WRITTEN TASK. Copy every line of the data exactly, leaving nothing out.

DATA FOR PROCESSING.
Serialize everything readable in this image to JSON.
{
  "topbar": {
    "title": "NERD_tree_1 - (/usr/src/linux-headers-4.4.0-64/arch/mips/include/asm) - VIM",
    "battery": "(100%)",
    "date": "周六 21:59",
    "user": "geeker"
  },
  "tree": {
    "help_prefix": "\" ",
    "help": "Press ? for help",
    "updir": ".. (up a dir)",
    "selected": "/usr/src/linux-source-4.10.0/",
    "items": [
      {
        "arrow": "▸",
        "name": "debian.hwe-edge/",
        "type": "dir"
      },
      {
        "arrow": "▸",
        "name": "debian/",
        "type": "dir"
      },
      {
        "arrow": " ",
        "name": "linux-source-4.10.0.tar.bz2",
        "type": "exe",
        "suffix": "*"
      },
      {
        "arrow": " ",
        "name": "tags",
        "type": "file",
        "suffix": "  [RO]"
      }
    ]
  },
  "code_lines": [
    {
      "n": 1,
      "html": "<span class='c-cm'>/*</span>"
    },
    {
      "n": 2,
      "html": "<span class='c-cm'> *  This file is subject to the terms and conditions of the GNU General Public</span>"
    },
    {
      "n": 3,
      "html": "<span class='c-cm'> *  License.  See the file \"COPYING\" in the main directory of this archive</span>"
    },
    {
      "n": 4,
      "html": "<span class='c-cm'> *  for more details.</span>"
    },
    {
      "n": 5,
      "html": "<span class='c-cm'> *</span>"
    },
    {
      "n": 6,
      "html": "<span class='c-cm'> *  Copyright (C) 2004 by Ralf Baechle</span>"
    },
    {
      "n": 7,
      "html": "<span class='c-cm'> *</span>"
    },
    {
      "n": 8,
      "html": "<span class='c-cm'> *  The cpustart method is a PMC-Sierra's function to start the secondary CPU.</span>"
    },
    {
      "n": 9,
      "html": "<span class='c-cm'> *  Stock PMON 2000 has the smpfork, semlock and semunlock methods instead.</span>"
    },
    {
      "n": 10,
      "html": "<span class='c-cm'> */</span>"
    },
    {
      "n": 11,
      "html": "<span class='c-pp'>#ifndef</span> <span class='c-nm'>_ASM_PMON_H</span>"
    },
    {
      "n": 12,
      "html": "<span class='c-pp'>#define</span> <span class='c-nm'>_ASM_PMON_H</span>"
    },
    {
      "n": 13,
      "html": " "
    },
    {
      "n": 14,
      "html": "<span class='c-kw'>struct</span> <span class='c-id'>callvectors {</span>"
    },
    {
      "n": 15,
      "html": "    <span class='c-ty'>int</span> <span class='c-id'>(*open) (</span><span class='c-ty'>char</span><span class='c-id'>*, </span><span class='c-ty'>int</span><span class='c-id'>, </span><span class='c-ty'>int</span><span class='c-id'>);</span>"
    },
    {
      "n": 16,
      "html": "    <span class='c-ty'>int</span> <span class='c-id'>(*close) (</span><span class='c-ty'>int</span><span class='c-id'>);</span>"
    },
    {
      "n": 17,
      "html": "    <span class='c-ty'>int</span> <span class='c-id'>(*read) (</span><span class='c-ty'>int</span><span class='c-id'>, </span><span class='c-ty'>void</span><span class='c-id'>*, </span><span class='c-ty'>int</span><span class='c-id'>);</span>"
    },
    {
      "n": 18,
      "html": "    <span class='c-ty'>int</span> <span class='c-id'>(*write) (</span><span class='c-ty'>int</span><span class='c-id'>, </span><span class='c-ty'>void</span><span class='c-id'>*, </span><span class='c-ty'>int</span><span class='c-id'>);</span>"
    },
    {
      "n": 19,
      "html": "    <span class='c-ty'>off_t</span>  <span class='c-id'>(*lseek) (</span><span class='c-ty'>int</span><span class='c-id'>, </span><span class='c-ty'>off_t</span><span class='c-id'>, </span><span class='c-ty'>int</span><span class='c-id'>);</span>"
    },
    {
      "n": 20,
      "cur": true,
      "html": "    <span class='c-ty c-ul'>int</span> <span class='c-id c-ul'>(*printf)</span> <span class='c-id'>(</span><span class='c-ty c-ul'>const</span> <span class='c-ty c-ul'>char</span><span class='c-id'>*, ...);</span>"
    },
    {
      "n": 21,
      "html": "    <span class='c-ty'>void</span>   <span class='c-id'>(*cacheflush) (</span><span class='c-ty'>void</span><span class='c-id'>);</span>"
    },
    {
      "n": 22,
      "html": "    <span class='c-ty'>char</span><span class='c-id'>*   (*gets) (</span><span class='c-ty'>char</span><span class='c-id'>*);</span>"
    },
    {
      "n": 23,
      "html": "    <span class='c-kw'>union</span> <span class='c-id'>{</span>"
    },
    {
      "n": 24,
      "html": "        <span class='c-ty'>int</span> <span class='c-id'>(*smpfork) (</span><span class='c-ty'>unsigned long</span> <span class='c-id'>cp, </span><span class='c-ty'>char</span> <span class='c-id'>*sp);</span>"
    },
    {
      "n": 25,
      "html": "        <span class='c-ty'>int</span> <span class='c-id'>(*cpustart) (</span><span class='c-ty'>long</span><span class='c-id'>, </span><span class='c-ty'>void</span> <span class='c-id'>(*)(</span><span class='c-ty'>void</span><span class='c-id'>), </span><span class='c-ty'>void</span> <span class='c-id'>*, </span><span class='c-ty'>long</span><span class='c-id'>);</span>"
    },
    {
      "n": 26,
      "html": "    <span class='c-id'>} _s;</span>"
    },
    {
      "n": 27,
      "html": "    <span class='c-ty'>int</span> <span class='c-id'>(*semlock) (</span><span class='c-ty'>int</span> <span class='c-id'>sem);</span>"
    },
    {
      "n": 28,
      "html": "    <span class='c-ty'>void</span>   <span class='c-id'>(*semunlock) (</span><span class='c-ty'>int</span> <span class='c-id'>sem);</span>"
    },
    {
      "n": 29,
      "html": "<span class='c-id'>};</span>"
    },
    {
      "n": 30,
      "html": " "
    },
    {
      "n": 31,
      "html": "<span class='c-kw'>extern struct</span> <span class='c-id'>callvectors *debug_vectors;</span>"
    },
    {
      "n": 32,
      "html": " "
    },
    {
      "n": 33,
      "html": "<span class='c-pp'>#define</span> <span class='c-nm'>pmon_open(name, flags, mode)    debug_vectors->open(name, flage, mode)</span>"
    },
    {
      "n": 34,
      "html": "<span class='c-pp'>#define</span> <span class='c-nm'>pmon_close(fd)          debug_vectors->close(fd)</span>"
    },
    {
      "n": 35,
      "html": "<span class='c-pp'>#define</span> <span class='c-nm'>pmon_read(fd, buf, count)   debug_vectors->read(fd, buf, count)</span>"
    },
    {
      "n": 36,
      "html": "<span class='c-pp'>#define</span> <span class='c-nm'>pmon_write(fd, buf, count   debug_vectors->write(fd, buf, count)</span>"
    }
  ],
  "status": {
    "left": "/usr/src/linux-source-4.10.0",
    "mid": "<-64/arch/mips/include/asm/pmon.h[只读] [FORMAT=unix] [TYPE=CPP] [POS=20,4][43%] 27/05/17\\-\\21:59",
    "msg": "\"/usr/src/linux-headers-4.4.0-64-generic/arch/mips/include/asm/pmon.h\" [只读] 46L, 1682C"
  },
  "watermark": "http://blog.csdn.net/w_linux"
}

THE OUTPUT.
Serialize everything readable in this image to JSON.
{
  "topbar": {
    "title": "NERD_tree_1 - (/usr/src/linux-headers-4.4.0-64/arch/mips/include/asm) - VIM",
    "battery": "(100%)",
    "date": "周六 21:59",
    "user": "geeker"
  },
  "tree": {
    "help_prefix": "\" ",
    "help": "Press ? for help",
    "updir": ".. (up a dir)",
    "selected": "/usr/src/linux-source-4.10.0/",
    "items": [
      {
        "arrow": "▸",
        "name": "debian.hwe-edge/",
        "type": "dir"
      },
      {
        "arrow": "▸",
        "name": "debian/",
        "type": "dir"
      },
      {
        "arrow": " ",
        "name": "linux-source-4.10.0.tar.bz2",
        "type": "exe",
        "suffix": "*"
      },
      {
        "arrow": " ",
        "name": "tags",
        "type": "file",
        "suffix": "  [RO]"
      }
    ]
  },
  "code_lines": [
    {
      "n": 1,
      "html": "<span class='c-cm'>/*</span>"
    },
    {
      "n": 2,
      "html": "<span class='c-cm'> *  This file is subject to the terms and conditions of the GNU General Public</span>"
    },
    {
      "n": 3,
      "html": "<span class='c-cm'> *  License.  See the file \"COPYING\" in the main directory of this archive</span>"
    },
    {
      "n": 4,
      "html": "<span class='c-cm'> *  for more details.</span>"
    },
    {
      "n": 5,
      "html": "<span class='c-cm'> *</span>"
    },
    {
      "n": 6,
      "html": "<span class='c-cm'> *  Copyright (C) 2004 by Ralf Baechle</span>"
    },
    {
      "n": 7,
      "html": "<span class='c-cm'> *</span>"
    },
    {
      "n": 8,
      "html": "<span class='c-cm'> *  The cpustart method is a PMC-Sierra's function to start the secondary CPU.</span>"
    },
    {
      "n": 9,
      "html": "<span class='c-cm'> *  Stock PMON 2000 has the smpfork, semlock and semunlock methods instead.</span>"
    },
    {
      "n": 10,
      "html": "<span class='c-cm'> */</span>"
    },
    {
      "n": 11,
      "html": "<span class='c-pp'>#ifndef</span> <span class='c-nm'>_ASM_PMON_H</span>"
    },
    {
      "n": 12,
      "html": "<span class='c-pp'>#define</span> <span class='c-nm'>_ASM_PMON_H</span>"
    },
    {
      "n": 13,
      "html": " "
    },
    {
      "n": 14,
      "html": "<span class='c-kw'>struct</span> <span class='c-id'>callvectors {</span>"
    },
    {
      "n": 15,
      "html": "    <span class='c-ty'>int</span> <span class='c-id'>(*open) (</span><span class='c-ty'>char</span><span class='c-id'>*, </span><span class='c-ty'>int</span><span class='c-id'>, </span><span class='c-ty'>int</span><span class='c-id'>);</span>"
    },
    {
      "n": 16,
      "html": "    <span class='c-ty'>int</span> <span class='c-id'>(*close) (</span><span class='c-ty'>int</span><span class='c-id'>);</span>"
    },
    {
      "n": 17,
      "html": "    <span class='c-ty'>int</span> <span class='c-id'>(*read) (</span><span class='c-ty'>int</span><span class='c-id'>, </span><span class='c-ty'>void</span><span class='c-id'>*, </span><span class='c-ty'>int</span><span class='c-id'>);</span>"
    },
    {
      "n": 18,
      "html": "    <span class='c-ty'>int</span> <span class='c-id'>(*write) (</span><span class='c-ty'>int</span><span class='c-id'>, </span><span class='c-ty'>void</span><span class='c-id'>*, </span><span class='c-ty'>int</span><span class='c-id'>);</span>"
    },
    {
      "n": 19,
      "html": "    <span class='c-ty'>off_t</span>  <span class='c-id'>(*lseek) (</span><span class='c-ty'>int</span><span class='c-id'>, </span><span class='c-ty'>off_t</span><span class='c-id'>, </span><span class='c-ty'>int</span><span class='c-id'>);</span>"
    },
    {
      "n": 20,
      "cur": true,
      "html": "    <span class='c-ty c-ul'>int</span> <span class='c-id c-ul'>(*printf)</span> <span class='c-id'>(</span><span class='c-ty c-ul'>const</span> <span class='c-ty c-ul'>char</span><span class='c-id'>*, ...);</span>"
    },
    {
      "n": 21,
      "html": "    <span class='c-ty'>void</span>   <span class='c-id'>(*cacheflush) (</span><span class='c-ty'>void</span><span class='c-id'>);</span>"
    },
    {
      "n": 22,
      "html": "    <span class='c-ty'>char</span><span class='c-id'>*   (*gets) (</span><span class='c-ty'>char</span><span class='c-id'>*);</span>"
    },
    {
      "n": 23,
      "html": "    <span class='c-kw'>union</span> <span class='c-id'>{</span>"
    },
    {
      "n": 24,
      "html": "        <span class='c-ty'>int</span> <span class='c-id'>(*smpfork) (</span><span class='c-ty'>unsigned long</span> <span class='c-id'>cp, </span><span class='c-ty'>char</span> <span class='c-id'>*sp);</span>"
    },
    {
      "n": 25,
      "html": "        <span class='c-ty'>int</span> <span class='c-id'>(*cpustart) (</span><span class='c-ty'>long</span><span class='c-id'>, </span><span class='c-ty'>void</span> <span class='c-id'>(*)(</span><span class='c-ty'>void</span><span class='c-id'>), </span><span class='c-ty'>void</span> <span class='c-id'>*, </span><span class='c-ty'>long</span><span class='c-id'>);</span>"
    },
    {
      "n": 26,
      "html": "    <span class='c-id'>} _s;</span>"
    },
    {
      "n": 27,
      "html": "    <span class='c-ty'>int</span> <span class='c-id'>(*semlock) (</span><span class='c-ty'>int</span> <span class='c-id'>sem);</span>"
    },
    {
      "n": 28,
      "html": "    <span class='c-ty'>void</span>   <span class='c-id'>(*semunlock) (</span><span class='c-ty'>int</span> <span class='c-id'>sem);</span>"
    },
    {
      "n": 29,
      "html": "<span class='c-id'>};</span>"
    },
    {
      "n": 30,
      "html": " "
    },
    {
      "n": 31,
      "html": "<span class='c-kw'>extern struct</span> <span class='c-id'>callvectors *debug_vectors;</span>"
    },
    {
      "n": 32,
      "html": " "
    },
    {
      "n": 33,
      "html": "<span class='c-pp'>#define</span> <span class='c-nm'>pmon_open(name, flags, mode)    debug_vectors->open(name, flage, mode)</span>"
    },
    {
      "n": 34,
      "html": "<span class='c-pp'>#define</span> <span class='c-nm'>pmon_close(fd)          debug_vectors->close(fd)</span>"
    },
    {
      "n": 35,
      "html": "<span class='c-pp'>#define</span> <span class='c-nm'>pmon_read(fd, buf, count)   debug_vectors->read(fd, buf, count)</span>"
    },
    {
      "n": 36,
      "html": "<span class='c-pp'>#define</span> <span class='c-nm'>pmon_write(fd, buf, count   debug_vectors->write(fd, buf, count)</span>"
    }
  ],
  "status": {
    "left": "/usr/src/linux-source-4.10.0",
    "mid": "<-64/arch/mips/include/asm/pmon.h[只读] [FORMAT=unix] [TYPE=CPP] [POS=20,4][43%] 27/05/17\\-\\21:59",
    "msg": "\"/usr/src/linux-headers-4.4.0-64-generic/arch/mips/include/asm/pmon.h\" [只读] 46L, 1682C"
  },
  "watermark": "http://blog.csdn.net/w_linux"
}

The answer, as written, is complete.